Exercise instructions:
Return every record verbatim.

Input:
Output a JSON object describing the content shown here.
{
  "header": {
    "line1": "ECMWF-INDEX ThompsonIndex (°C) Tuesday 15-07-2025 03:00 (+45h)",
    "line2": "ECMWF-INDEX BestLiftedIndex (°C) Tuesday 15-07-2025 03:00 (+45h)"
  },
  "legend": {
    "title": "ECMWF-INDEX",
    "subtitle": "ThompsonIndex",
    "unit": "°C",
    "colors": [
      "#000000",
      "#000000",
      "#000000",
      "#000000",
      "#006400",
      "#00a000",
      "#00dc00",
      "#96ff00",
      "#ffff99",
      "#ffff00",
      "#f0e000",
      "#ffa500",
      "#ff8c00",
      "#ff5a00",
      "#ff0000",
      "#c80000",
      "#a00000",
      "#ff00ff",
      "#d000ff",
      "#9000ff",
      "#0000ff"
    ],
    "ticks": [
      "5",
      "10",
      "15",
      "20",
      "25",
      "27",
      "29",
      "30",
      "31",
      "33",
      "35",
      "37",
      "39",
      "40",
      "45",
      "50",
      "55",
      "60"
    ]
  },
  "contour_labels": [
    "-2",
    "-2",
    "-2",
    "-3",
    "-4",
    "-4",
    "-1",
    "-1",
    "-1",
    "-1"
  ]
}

Output:
Output a JSON object describing the content shown here.
{
  "header": {
    "line1": "ECMWF-INDEX ThompsonIndex (°C) Tuesday 15-07-2025 03:00 (+45h)",
    "line2": "ECMWF-INDEX BestLiftedIndex (°C) Tuesday 15-07-2025 03:00 (+45h)"
  },
  "legend": {
    "title": "ECMWF-INDEX",
    "subtitle": "ThompsonIndex",
    "unit": "°C",
    "colors": [
      "#000000",
      "#000000",
      "#000000",
      "#000000",
      "#006400",
      "#00a000",
      "#00dc00",
      "#96ff00",
      "#ffff99",
      "#ffff00",
      "#f0e000",
      "#ffa500",
      "#ff8c00",
      "#ff5a00",
      "#ff0000",
      "#c80000",
      "#a00000",
      "#ff00ff",
      "#d000ff",
      "#9000ff",
      "#0000ff"
    ],
    "ticks": [
      "5",
      "10",
      "15",
      "20",
      "25",
      "27",
      "29",
      "30",
      "31",
      "33",
      "35",
      "37",
      "39",
      "40",
      "45",
      "50",
      "55",
      "60"
    ]
  },
  "contour_labels": [
    "-2",
    "-2",
    "-2",
    "-3",
    "-4",
    "-4",
    "-1",
    "-1",
    "-1",
    "-1"
  ]
}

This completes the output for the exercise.